PROBLEM:
Where a line holds the word "Page", copy that line.
:::
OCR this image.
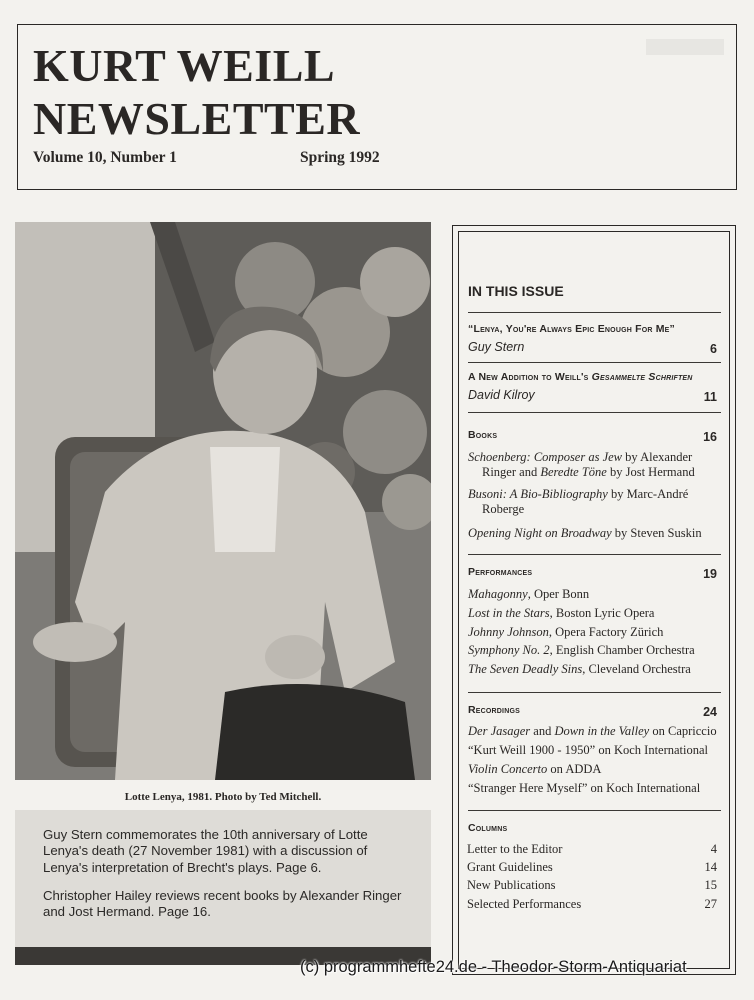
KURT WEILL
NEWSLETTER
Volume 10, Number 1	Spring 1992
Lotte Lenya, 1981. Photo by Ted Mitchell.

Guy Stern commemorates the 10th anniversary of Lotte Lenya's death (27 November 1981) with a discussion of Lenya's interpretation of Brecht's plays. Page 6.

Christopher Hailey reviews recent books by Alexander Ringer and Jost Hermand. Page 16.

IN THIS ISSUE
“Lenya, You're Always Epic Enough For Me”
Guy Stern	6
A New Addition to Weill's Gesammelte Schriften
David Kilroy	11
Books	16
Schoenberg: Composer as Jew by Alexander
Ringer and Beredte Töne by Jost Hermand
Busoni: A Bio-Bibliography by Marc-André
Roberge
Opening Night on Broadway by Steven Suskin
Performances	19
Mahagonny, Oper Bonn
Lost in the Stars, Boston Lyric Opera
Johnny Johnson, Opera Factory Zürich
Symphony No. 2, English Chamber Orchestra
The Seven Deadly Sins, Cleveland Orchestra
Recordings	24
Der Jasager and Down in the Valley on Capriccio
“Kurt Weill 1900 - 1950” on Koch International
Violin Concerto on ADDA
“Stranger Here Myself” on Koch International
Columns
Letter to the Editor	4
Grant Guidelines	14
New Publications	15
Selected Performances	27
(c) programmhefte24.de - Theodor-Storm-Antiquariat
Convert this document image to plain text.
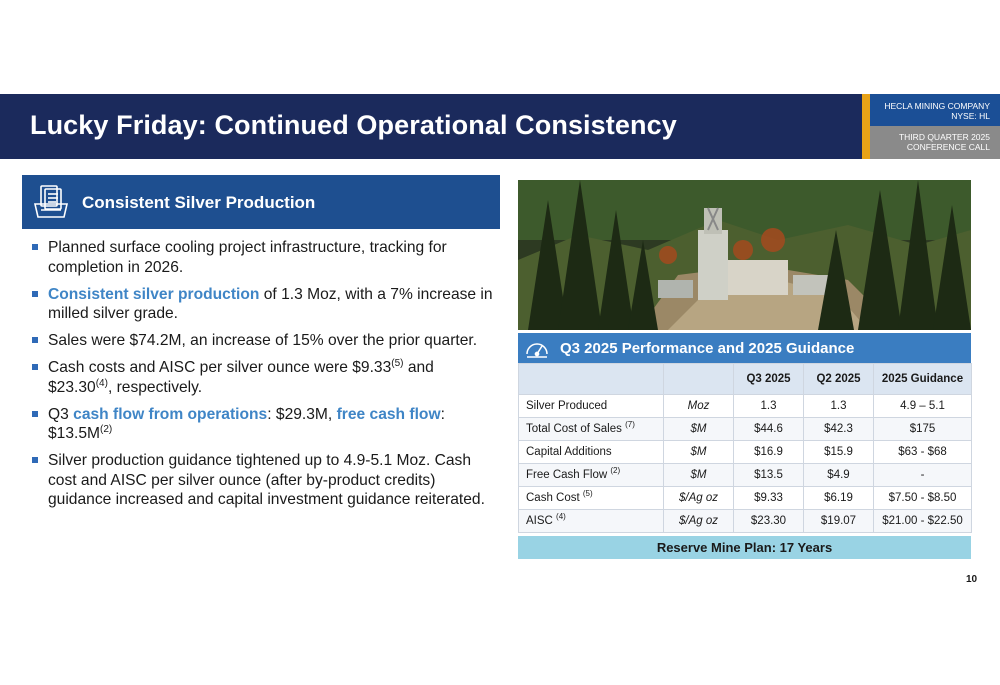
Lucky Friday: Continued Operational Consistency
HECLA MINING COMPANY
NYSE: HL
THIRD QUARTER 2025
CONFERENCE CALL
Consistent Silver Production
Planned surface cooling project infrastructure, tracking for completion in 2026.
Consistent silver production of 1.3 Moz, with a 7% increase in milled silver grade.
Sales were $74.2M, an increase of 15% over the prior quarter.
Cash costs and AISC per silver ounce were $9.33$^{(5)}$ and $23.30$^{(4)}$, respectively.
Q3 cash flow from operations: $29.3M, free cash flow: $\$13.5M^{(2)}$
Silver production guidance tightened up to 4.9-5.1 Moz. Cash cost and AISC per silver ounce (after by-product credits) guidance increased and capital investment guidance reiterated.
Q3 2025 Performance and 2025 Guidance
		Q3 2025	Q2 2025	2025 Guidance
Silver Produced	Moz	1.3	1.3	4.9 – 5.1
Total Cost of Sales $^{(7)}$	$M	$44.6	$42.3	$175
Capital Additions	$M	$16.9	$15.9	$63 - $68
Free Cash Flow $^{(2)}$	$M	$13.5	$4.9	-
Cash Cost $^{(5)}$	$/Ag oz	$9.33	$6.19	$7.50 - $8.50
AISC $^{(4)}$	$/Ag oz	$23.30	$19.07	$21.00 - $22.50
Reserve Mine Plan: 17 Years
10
:::
RESPONSE:
Guy Stern commemorates the 10th anniversary of Lotte Lenya's death (27 November 1981) with a discussion of Lenya's interpretation of Brecht's plays. Page 6.
Christopher Hailey reviews recent books by Alexander Ringer and Jost Hermand. Page 16.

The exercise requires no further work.